**YOUR INSTRUCTIONS**
Repeat each entry in the data, exactly.

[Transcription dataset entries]
* * *

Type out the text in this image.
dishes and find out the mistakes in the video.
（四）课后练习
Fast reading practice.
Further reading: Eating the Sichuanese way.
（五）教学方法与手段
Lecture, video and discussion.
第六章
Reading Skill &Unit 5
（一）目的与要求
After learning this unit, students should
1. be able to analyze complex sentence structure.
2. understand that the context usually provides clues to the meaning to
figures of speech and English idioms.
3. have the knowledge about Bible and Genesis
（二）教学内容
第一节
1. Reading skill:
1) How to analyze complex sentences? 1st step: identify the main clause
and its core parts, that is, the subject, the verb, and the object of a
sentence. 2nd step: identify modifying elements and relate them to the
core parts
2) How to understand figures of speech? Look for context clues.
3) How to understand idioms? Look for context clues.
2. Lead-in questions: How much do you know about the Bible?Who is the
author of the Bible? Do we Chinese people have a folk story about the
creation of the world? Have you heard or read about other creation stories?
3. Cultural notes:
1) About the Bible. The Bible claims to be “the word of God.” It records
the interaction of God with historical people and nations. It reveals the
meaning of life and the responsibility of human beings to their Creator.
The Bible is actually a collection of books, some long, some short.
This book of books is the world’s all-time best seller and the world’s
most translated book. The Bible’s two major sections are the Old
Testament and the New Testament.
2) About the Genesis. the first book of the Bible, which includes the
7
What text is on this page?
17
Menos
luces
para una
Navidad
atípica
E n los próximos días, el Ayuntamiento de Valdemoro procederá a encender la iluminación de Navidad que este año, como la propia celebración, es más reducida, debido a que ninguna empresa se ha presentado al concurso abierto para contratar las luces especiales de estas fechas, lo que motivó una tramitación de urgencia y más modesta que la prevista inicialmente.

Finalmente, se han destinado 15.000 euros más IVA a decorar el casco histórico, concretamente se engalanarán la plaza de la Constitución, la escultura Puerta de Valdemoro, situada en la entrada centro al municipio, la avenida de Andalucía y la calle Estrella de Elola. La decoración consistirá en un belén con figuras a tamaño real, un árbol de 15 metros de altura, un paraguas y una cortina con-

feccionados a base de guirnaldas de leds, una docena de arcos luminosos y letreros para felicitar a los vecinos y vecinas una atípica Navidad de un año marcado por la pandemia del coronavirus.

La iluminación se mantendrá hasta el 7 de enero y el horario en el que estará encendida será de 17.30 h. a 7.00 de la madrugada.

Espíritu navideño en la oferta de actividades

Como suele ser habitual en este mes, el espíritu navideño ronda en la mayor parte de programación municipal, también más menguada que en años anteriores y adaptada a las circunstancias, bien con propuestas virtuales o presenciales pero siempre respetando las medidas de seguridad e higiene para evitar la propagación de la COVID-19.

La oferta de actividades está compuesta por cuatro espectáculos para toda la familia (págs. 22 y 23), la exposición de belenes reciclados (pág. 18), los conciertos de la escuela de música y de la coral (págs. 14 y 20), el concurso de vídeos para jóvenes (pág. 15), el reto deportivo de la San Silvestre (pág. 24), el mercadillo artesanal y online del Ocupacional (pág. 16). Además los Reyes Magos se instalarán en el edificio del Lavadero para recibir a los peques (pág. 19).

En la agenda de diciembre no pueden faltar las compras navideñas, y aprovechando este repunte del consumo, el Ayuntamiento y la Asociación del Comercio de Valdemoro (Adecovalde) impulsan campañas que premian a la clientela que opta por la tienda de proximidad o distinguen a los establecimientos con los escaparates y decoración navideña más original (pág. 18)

* * *

**RESPONSE**
Type out the text in this image.
dishes and find out the mistakes in the video.
（四）课后练习
Fast reading practice.
Further reading: Eating the Sichuanese way.
（五）教学方法与手段
Lecture, video and discussion.
第六章
Reading Skill &Unit 5
（一）目的与要求
After learning this unit, students should
1. be able to analyze complex sentence structure.
2. understand that the context usually provides clues to the meaning to
figures of speech and English idioms.
3. have the knowledge about Bible and Genesis
（二）教学内容
第一节
1. Reading skill:
1) How to analyze complex sentences? 1st step: identify the main clause
and its core parts, that is, the subject, the verb, and the object of a
sentence. 2nd step: identify modifying elements and relate them to the
core parts
2) How to understand figures of speech? Look for context clues.
3) How to understand idioms? Look for context clues.
2. Lead-in questions: How much do you know about the Bible?Who is the
author of the Bible? Do we Chinese people have a folk story about the
creation of the world? Have you heard or read about other creation stories?
3. Cultural notes:
1) About the Bible. The Bible claims to be “the word of God.” It records
the interaction of God with historical people and nations. It reveals the
meaning of life and the responsibility of human beings to their Creator.
The Bible is actually a collection of books, some long, some short.
This book of books is the world’s all-time best seller and the world’s
most translated book. The Bible’s two major sections are the Old
Testament and the New Testament.
2) About the Genesis. the first book of the Bible, which includes the
7
What text is on this page?
17
Menos
luces
para una
Navidad
atípica
E n los próximos días, el Ayuntamiento de Valdemoro procederá a encender la iluminación de Navidad que este año, como la propia celebración, es más reducida, debido a que ninguna empresa se ha presentado al concurso abierto para contratar las luces especiales de estas fechas, lo que motivó una tramitación de urgencia y más modesta que la prevista inicialmente.

Finalmente, se han destinado 15.000 euros más IVA a decorar el casco histórico, concretamente se engalanarán la plaza de la Constitución, la escultura Puerta de Valdemoro, situada en la entrada centro al municipio, la avenida de Andalucía y la calle Estrella de Elola. La decoración consistirá en un belén con figuras a tamaño real, un árbol de 15 metros de altura, un paraguas y una cortina con-

feccionados a base de guirnaldas de leds, una docena de arcos luminosos y letreros para felicitar a los vecinos y vecinas una atípica Navidad de un año marcado por la pandemia del coronavirus.

La iluminación se mantendrá hasta el 7 de enero y el horario en el que estará encendida será de 17.30 h. a 7.00 de la madrugada.

Espíritu navideño en la oferta de actividades

Como suele ser habitual en este mes, el espíritu navideño ronda en la mayor parte de programación municipal, también más menguada que en años anteriores y adaptada a las circunstancias, bien con propuestas virtuales o presenciales pero siempre respetando las medidas de seguridad e higiene para evitar la propagación de la COVID-19.

La oferta de actividades está compuesta por cuatro espectáculos para toda la familia (págs. 22 y 23), la exposición de belenes reciclados (pág. 18), los conciertos de la escuela de música y de la coral (págs. 14 y 20), el concurso de vídeos para jóvenes (pág. 15), el reto deportivo de la San Silvestre (pág. 24), el mercadillo artesanal y online del Ocupacional (pág. 16). Además los Reyes Magos se instalarán en el edificio del Lavadero para recibir a los peques (pág. 19).

En la agenda de diciembre no pueden faltar las compras navideñas, y aprovechando este repunte del consumo, el Ayuntamiento y la Asociación del Comercio de Valdemoro (Adecovalde) impulsan campañas que premian a la clientela que opta por la tienda de proximidad o distinguen a los establecimientos con los escaparates y decoración navideña más original (pág. 18)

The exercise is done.